▸ PROBLEM SET:
- a) In the lesson on batched execution, about how many seconds of pure overhead does row-at-a-time execution cost for 1 million rows?
- b) Please reproduce the rows exactly, from the first one up to and including the line with "close-icon[interactable]: ✕ xyxy=(534,10,552,34)".

▸ EXTRACTED TEXT:
/---
The single-column special case (n == 1) avoids itemgetter entirely because itemgetter with one argument returns the value directly, not a tuple — which would break the rest of the engine that expects rows to always be tuples. The multi-column path uses list(map(getter, chunk)) instead of a list comprehension — this keeps the tight C-level map() loop for maximum speed.

The pattern repeats
Notice how both FilterNode and ProjectNode follow the same recipe: build the col_map from the child's schema, compile or resolve the expressions once, then loop over chunks. This pattern will repeat for every plan node we build. The compile step happens outside the loop; the hot path inside the loop is as lean as possible.

Lesson 3.3 Batched Execution — Why Not One Row at a Time?

In Module 1, we celebrated the elegance of generators: each plan node yields one row at a time, and data flows through the chain with minimal memory. But there's a cost we swept under the rug. Let's uncover it.

Recall from Module 1 — our generator-based plan nodes
class ScanNode:
    def __init__(self, data: list[tuple]) -> None:
        self.data = data
    def execute(self) -> Iterator[tuple]:
        for row in self.data:
            yield row       # one row per next() call

class FilterNode:
    def __init__(self, child: ScanNode, condition: Callable) -> None:
        self.child = child
        self.condition = condition
    def execute(self) -> Iterator[tuple]:
        for row in self.child.execute():
            if self.condition(row):
                yield row  # one row per next() call

Each yield suspends the generator and returns one row. The parent calls next() to resume it. Elegant — but every yield/next() pair is a Python function call with overhead.

The problem: function call overhead

Every time a Python generator yields a value, there's overhead: the frame object is suspended, the caller resumes, the result is passed across. Every time a function is called, there's overhead: argument packing, the call stack, frame creation. In C or Rust, function call overhead is negligible — a few nanoseconds. In Python, it's significant.

Consider a simple pipeline: ScanNode → FilterNode → ProjectNode. For each row, the execution looks like:

Row-at-a-time execution — hidden cost
# For EVERY ROW in the dataset:
#   1. ProjectNode calls next() on FilterNode     ← overhead
#   2. FilterNode calls next() on ScanNode         ← overhead
#   3. ScanNode yields one row                     ← overhead
#   4. FilterNode calls pred_fn(row)                ← overhead
#   5. FilterNode yields (maybe)                    ← overhead
#   6. ProjectNode calls getter(row)                ← overhead
#   7. ProjectNode yields                           ← overhead
#
# That's ~7 Python function calls per row.
# For 1 million rows: 7 million function calls.
# At ~100ns each: ~0.7 seconds of PURE OVERHEAD.

The actual filtering and projection — the "useful" work — might take only 0.1 seconds. But the overhead of shuttling rows one at a time through the Python generator chain dominates.

The overhead trap
This isn't a hypothetical problem. It's the reason every serious pure-Python data processing library uses some form of batching. If you're moving data through multiple stages in Python, the cost of moving it one piece at a time eventually overwhelms the cost of processing it.
\---
▸ INFORMATION SUPPLIED:
/---
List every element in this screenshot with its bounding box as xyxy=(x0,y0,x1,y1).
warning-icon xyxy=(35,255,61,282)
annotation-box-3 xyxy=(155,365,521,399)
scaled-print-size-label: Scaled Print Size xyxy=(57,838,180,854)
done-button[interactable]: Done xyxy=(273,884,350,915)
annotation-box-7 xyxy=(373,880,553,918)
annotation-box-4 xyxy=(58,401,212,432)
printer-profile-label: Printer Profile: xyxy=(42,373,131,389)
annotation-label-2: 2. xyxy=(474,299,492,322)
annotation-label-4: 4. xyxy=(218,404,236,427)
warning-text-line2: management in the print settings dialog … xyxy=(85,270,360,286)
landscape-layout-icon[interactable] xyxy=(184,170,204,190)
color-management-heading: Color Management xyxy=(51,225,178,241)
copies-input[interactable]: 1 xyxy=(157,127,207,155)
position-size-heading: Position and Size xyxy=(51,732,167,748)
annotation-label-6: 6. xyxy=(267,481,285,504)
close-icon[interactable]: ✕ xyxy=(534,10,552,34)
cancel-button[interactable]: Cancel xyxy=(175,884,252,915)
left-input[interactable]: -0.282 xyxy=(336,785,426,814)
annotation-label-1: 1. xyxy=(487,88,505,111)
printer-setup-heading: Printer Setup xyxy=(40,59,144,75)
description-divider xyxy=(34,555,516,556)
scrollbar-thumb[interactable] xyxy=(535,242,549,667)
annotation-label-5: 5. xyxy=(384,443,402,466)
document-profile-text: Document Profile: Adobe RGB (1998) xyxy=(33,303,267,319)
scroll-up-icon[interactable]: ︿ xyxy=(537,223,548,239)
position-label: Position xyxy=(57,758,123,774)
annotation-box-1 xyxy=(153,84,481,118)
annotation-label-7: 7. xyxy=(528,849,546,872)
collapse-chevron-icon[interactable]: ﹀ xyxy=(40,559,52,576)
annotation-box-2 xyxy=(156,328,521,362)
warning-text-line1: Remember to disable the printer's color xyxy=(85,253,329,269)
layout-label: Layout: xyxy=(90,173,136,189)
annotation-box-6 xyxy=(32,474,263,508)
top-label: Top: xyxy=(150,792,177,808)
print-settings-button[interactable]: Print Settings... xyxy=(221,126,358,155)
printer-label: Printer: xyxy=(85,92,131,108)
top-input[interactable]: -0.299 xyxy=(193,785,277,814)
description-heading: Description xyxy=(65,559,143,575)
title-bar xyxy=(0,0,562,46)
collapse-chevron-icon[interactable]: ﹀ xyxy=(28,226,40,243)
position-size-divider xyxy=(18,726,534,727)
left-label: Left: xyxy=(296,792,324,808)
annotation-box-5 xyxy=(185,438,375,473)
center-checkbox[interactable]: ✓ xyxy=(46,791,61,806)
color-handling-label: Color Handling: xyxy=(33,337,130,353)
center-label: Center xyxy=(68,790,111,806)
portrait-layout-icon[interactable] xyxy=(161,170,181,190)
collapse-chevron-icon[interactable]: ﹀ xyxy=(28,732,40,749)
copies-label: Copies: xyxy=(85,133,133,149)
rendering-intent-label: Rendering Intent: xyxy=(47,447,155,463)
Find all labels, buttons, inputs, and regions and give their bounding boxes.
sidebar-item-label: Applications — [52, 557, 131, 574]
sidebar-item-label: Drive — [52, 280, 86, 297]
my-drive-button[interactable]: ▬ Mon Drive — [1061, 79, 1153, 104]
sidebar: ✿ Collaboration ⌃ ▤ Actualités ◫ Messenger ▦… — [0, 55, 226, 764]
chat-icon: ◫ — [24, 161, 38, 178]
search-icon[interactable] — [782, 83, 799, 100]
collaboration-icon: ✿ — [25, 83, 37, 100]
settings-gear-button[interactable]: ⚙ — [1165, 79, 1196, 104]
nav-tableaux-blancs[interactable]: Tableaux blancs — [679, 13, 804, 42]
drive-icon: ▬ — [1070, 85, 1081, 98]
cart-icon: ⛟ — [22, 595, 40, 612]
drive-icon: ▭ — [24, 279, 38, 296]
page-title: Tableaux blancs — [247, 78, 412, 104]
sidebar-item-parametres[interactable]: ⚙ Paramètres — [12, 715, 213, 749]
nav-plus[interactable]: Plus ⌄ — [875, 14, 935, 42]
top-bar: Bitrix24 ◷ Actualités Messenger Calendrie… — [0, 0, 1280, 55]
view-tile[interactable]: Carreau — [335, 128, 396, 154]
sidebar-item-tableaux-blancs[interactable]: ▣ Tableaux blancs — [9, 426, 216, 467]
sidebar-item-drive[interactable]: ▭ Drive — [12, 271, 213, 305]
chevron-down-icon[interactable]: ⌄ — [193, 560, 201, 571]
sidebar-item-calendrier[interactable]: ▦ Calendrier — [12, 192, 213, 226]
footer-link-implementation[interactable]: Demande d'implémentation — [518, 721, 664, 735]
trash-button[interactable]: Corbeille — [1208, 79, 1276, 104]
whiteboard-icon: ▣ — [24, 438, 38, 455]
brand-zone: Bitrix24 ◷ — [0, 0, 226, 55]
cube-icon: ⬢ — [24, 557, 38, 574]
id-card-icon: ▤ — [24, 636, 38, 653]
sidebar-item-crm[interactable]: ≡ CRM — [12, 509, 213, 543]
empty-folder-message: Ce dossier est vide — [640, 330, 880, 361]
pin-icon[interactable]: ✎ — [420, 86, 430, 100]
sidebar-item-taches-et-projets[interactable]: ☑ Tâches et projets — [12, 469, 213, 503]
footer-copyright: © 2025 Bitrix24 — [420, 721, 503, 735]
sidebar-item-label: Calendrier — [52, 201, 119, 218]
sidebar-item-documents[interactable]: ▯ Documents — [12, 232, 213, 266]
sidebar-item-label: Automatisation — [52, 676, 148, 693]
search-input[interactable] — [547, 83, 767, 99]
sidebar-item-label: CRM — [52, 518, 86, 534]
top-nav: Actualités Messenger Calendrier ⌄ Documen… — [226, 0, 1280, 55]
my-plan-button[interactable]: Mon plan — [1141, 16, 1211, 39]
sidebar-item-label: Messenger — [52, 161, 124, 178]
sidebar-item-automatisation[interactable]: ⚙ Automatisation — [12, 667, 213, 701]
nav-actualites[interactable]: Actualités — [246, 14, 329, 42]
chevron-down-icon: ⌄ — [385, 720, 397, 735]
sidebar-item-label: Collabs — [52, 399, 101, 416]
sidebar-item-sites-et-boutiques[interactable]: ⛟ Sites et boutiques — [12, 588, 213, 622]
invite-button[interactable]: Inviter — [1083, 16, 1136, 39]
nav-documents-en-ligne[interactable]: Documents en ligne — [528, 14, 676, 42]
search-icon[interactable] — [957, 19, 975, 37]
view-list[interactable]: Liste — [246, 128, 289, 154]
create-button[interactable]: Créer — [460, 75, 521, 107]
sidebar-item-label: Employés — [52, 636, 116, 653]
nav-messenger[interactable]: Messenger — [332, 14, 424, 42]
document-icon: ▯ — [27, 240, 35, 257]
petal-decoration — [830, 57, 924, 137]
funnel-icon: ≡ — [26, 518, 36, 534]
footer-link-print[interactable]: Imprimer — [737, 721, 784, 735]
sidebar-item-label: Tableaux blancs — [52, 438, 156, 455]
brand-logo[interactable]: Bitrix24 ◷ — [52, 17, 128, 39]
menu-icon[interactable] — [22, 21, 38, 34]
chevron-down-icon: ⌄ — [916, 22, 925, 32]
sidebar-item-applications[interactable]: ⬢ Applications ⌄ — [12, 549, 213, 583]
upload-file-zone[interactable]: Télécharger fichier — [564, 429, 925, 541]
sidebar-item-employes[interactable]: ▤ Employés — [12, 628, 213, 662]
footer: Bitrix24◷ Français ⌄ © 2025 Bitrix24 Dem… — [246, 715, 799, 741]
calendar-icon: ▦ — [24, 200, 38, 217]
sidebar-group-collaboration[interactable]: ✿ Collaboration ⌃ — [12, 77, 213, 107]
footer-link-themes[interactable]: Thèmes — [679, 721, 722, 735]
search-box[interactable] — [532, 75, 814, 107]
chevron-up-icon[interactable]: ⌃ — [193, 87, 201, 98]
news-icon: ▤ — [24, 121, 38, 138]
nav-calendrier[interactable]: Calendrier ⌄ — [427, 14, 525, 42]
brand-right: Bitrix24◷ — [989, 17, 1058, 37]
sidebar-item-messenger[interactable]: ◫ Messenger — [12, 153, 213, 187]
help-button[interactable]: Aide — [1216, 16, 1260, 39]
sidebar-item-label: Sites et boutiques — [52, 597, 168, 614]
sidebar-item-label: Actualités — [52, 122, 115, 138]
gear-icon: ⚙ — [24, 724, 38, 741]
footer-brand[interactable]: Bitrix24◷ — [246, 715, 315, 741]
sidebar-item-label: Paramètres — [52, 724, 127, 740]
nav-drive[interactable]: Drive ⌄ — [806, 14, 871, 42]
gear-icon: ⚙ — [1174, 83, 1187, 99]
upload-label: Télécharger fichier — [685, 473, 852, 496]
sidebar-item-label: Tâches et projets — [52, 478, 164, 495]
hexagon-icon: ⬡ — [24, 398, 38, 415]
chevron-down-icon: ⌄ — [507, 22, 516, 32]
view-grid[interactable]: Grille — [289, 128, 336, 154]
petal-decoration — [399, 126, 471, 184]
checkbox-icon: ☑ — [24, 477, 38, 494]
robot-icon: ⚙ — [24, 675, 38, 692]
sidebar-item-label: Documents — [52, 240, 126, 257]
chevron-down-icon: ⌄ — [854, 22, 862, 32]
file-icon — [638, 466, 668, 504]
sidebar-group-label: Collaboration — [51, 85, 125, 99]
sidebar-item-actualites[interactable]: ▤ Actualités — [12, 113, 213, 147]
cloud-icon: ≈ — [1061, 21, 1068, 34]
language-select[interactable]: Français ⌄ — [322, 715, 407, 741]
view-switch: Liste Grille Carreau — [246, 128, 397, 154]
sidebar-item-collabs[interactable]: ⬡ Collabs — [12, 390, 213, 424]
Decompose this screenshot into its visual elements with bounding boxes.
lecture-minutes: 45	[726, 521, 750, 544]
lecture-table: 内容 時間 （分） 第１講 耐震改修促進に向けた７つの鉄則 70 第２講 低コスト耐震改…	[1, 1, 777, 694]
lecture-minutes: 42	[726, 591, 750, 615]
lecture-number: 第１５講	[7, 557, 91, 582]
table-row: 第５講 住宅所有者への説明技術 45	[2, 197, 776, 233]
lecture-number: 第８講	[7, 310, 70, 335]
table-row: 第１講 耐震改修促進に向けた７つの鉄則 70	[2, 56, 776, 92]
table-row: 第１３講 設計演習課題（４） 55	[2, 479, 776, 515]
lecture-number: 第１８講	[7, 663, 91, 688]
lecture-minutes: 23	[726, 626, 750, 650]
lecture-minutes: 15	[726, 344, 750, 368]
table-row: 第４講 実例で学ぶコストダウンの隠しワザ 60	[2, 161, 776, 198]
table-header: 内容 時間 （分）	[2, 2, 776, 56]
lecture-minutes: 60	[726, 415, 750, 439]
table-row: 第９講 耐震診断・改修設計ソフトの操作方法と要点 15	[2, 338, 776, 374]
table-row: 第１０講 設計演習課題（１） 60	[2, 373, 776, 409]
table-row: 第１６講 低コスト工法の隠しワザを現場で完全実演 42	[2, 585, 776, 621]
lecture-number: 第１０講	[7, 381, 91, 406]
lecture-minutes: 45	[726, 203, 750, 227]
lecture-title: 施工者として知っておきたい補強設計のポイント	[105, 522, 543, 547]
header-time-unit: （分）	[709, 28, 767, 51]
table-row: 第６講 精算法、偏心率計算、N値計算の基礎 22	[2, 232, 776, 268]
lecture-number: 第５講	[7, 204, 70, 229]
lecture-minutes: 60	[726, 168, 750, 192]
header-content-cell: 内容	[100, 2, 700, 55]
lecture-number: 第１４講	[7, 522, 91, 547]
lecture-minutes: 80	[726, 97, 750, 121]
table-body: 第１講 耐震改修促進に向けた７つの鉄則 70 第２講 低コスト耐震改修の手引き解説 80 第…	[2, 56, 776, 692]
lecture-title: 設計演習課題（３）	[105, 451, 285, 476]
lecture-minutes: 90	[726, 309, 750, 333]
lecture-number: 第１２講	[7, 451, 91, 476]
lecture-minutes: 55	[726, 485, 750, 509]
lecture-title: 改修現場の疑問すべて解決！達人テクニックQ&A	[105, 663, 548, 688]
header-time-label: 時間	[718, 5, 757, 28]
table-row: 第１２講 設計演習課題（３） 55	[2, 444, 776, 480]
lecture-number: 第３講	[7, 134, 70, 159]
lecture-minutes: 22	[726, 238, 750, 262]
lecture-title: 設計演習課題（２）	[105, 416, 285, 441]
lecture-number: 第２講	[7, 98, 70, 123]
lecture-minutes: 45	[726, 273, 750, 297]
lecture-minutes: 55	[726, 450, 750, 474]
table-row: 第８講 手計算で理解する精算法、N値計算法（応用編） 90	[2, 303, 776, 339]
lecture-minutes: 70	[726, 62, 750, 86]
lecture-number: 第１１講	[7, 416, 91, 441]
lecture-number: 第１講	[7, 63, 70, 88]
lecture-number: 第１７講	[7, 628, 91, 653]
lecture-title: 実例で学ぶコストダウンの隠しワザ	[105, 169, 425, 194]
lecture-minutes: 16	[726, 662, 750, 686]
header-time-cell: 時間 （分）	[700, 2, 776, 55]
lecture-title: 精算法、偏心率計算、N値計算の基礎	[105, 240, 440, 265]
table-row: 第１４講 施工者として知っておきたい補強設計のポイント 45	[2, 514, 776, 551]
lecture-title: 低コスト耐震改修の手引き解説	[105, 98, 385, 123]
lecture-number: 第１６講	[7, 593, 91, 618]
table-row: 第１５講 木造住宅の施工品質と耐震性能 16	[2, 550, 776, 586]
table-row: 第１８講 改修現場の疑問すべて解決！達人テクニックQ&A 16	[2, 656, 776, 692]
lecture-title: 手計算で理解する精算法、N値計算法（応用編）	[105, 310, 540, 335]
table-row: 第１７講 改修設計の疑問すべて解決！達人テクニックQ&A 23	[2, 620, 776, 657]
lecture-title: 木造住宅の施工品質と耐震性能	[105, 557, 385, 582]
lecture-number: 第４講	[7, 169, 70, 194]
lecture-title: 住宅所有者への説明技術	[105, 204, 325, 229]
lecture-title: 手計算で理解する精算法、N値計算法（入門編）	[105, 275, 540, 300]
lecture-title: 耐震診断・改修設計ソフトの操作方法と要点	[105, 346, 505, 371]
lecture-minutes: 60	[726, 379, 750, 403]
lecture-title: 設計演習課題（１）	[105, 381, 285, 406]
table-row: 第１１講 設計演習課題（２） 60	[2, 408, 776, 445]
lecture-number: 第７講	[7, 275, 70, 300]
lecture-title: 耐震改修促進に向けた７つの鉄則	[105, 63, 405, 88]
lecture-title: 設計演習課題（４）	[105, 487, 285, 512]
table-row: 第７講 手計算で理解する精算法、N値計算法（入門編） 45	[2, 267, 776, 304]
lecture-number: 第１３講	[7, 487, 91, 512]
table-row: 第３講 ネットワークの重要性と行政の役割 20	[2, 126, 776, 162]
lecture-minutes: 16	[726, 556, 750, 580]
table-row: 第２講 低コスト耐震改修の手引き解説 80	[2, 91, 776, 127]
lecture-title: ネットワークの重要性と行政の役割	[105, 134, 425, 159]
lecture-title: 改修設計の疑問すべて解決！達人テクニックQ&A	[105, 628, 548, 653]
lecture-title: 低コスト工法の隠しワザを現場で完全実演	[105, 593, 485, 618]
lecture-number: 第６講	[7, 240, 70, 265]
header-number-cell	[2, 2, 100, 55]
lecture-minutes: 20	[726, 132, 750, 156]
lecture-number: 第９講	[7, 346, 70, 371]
\---
▸ EXPECTED ANSWERS:
- a) About 0.7 seconds.

- b)
List every element in this screenshot with its bounding box as xyxy=(x0,y0,x1,y1).
warning-icon xyxy=(35,255,61,282)
annotation-box-3 xyxy=(155,365,521,399)
scaled-print-size-label: Scaled Print Size xyxy=(57,838,180,854)
done-button[interactable]: Done xyxy=(273,884,350,915)
annotation-box-7 xyxy=(373,880,553,918)
annotation-box-4 xyxy=(58,401,212,432)
printer-profile-label: Printer Profile: xyxy=(42,373,131,389)
annotation-label-2: 2. xyxy=(474,299,492,322)
annotation-label-4: 4. xyxy=(218,404,236,427)
warning-text-line2: management in the print settings dialog … xyxy=(85,270,360,286)
landscape-layout-icon[interactable] xyxy=(184,170,204,190)
color-management-heading: Color Management xyxy=(51,225,178,241)
copies-input[interactable]: 1 xyxy=(157,127,207,155)
position-size-heading: Position and Size xyxy=(51,732,167,748)
annotation-label-6: 6. xyxy=(267,481,285,504)
close-icon[interactable]: ✕ xyxy=(534,10,552,34)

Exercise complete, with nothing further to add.